TASK TO CARRY OUT> Render the rows below as a JSON list of strings, with each non-blank line as its own string.

------ RECORDS FOR THIS TASK

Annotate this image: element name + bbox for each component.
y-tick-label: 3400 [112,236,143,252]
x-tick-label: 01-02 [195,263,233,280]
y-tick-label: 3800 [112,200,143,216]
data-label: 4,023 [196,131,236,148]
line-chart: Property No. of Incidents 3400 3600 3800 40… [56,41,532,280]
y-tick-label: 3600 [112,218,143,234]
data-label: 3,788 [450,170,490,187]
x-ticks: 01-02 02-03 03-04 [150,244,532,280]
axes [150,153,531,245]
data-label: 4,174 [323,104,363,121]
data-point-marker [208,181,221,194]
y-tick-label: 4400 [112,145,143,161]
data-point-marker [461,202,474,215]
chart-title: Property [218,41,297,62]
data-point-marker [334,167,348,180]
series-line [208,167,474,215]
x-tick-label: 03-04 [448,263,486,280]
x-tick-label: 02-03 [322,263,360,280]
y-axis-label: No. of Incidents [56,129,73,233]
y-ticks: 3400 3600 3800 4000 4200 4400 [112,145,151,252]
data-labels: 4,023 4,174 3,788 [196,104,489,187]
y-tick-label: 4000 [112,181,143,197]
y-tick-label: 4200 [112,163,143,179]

------------

SOLUTION TO THIS PROBLEM>
[
  "Annotate this image: element name + bbox for each component.",
  "y-tick-label: 3400 [112,236,143,252]",
  "x-tick-label: 01-02 [195,263,233,280]",
  "y-tick-label: 3800 [112,200,143,216]",
  "data-label: 4,023 [196,131,236,148]",
  "line-chart: Property No. of Incidents 3400 3600 3800 40… [56,41,532,280]",
  "y-tick-label: 3600 [112,218,143,234]",
  "data-label: 3,788 [450,170,490,187]",
  "x-ticks: 01-02 02-03 03-04 [150,244,532,280]",
  "axes [150,153,531,245]",
  "data-label: 4,174 [323,104,363,121]",
  "data-point-marker [208,181,221,194]",
  "y-tick-label: 4400 [112,145,143,161]",
  "data-point-marker [461,202,474,215]",
  "chart-title: Property [218,41,297,62]",
  "data-point-marker [334,167,348,180]",
  "series-line [208,167,474,215]",
  "x-tick-label: 03-04 [448,263,486,280]",
  "x-tick-label: 02-03 [322,263,360,280]",
  "y-axis-label: No. of Incidents [56,129,73,233]",
  "y-ticks: 3400 3600 3800 4000 4200 4400 [112,145,151,252]",
  "data-labels: 4,023 4,174 3,788 [196,104,489,187]",
  "y-tick-label: 4000 [112,181,143,197]",
  "y-tick-label: 4200 [112,163,143,179]"
]